From the entries below, list each line with "because".

————

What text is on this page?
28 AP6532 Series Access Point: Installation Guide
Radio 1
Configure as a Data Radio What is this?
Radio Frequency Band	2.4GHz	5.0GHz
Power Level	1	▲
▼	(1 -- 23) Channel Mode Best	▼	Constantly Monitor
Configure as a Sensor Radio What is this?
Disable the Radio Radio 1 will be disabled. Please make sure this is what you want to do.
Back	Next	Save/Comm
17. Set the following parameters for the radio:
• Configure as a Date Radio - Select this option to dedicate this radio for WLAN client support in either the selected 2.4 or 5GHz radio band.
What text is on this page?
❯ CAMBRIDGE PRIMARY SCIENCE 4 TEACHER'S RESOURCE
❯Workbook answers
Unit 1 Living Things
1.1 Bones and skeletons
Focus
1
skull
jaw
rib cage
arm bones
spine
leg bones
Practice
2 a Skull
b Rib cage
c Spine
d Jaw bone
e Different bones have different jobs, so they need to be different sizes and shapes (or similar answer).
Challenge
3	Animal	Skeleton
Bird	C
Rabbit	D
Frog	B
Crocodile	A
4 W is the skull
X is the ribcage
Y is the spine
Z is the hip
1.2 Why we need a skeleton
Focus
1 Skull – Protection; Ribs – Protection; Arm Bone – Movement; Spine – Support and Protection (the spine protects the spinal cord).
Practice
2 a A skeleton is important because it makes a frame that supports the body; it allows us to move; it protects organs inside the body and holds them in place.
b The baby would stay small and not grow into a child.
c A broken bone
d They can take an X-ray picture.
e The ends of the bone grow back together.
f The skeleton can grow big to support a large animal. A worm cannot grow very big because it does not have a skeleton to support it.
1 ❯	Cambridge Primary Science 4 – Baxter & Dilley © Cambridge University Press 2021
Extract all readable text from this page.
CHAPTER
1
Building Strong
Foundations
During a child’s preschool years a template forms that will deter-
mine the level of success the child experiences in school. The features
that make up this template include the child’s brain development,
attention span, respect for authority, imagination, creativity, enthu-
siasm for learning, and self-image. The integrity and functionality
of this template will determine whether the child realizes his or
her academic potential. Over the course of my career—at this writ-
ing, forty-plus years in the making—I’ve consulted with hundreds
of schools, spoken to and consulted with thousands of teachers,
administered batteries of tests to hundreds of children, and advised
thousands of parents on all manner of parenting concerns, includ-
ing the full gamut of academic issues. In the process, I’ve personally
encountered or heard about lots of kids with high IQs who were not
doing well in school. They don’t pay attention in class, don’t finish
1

————

*WORKED SOLUTION*
2 a A skeleton is important because it makes a frame that supports the body; it allows us to move; it protects organs inside the body and holds them in place.
f The skeleton can grow big to support a large animal. A worm cannot grow very big because it does not have a skeleton to support it.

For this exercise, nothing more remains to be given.